__TRECHO FORNECIDO__.

━━━━━━━━━━

14 Abril 2020
Monsenhor Markus Graulich, subsecretário do Pontifício Conselho para os Textos Legislativos, escreveu uma série de objeções, bastante rudes e apressadas, contra a Carta sobre o estado de exceção litúrgica. Trata-se de um texto eminentemente jurídico, que mostra, no entanto, não atender nem seu significado nem o escopo da Carta Aberta e das questões que a justificam. O texto pode ser lido aqui.
O artigo é de Andrea Grillo, teólogo italiano e professor do Pontifício Ateneu Santo Anselmo, publicado por Come Se Non, 13-04-2020. A tradução é de Luisa Rabolini.
Permita-me abordá-lo de forma quase confidencial, como a um religioso salesiano, mesmo que seja raro no mundo da autoridade eclesial. Será ainda mais estranho se alguém teve a paciência de ler a Carta Aberta e sua réplica muito superficial. Por esse motivo, não quero fugir do gênero da "refutação", que V.Sa. me impôs, mas desejo tentar entender o ponto de vista que o senhor expressou, como meu e nosso interlocutor. O senhor escreveu como advogado. Com as melhores armas de um bom advogado. Infelizmente, porém, essas são "armas formais", que permanecem na superfície dos problemas. O senhor nunca entra em nenhuma questão substancial e resolve tudo - ou pelo menos, como veremos, quase tudo - no plano do direito. Parece-me que dessa maneira algo importante não funcione.
Vamos em ordem. Explicarei apenas os pontos que considero mais problemáticos e me permitirei fazê-lo pelo menos com a mesma franqueza que o senhor considerou usar em suas objeções.
a) Antes de tudo, o senhor tenta desqualificar e liquidar a carta no contexto de "polêmicas" sucessivas à Summorum Pontificum. Digamos, entre os atos de insubordinação. Isso, no entanto, não desqualifica, mas qualifica a carta. É exatamente assim. Aquela lex, que o senhor parece tornar absoluta, é apenas um Motu Proprio que, não em sua origem, mas já depois de poucos meses após sua entrada em vigor, produziu frutos que conflitam com o Concílio Vaticano II e com a Reforma Litúrgica realizada depois dele. Como pode um jurista com responsabilidades de governo não levar em conta que as leis, todas as leis, podem ter problemas e causar outros? Que a lex condita não é o "último horizonte que o olhar exclui", mas também deve ser considerada em relação aos fatos e às "lex condenda", de que todo bom jurista deve sempre considerar? Não acredito revelar nada de novo a um canonista experiente. No entanto, o senhor parece trabalhar apenas dentro do horizonte estreito de um "direito positivo", marcado por uma excepcionalidade da qual o senhor não parece estar ciente.

━━━━━━━━━━

__DADOS FORNECIDOS__.

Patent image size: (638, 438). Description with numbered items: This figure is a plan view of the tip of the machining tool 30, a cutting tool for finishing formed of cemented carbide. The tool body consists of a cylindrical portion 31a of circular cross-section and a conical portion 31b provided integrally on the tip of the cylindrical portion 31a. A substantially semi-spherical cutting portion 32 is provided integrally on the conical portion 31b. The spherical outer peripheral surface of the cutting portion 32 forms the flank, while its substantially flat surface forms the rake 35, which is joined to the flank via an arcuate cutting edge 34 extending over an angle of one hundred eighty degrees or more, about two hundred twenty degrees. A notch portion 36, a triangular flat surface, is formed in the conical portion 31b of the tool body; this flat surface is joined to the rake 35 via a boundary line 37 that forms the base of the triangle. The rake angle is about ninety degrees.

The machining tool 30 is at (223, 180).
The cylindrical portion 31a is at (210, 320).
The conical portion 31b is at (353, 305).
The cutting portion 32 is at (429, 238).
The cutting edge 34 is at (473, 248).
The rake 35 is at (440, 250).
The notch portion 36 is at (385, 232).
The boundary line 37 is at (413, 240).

━━━━━━━━━━

__O QUE FAZER__. Devolva, sem nenhuma alteração, a parte do texto sobre a Carta Aberta que se inicia nas palavras que contêm "14 Abril 2020" e se encerra em "de Luisa Rabolini.". As linhas não têm nenhum papel aqui.

__RESULTADO FINAL__.
14 Abril 2020
Monsenhor Markus Graulich, subsecretário do Pontifício Conselho para os Textos Legislativos, escreveu uma série de objeções, bastante rudes e apressadas, contra a Carta sobre o estado de exceção litúrgica. Trata-se de um texto eminentemente jurídico, que mostra, no entanto, não atender nem seu significado nem o escopo da Carta Aberta e das questões que a justificam. O texto pode ser lido aqui.
O artigo é de Andrea Grillo, teólogo italiano e professor do Pontifício Ateneu Santo Anselmo, publicado por Come Se Non, 13-04-2020. A tradução é de Luisa Rabolini.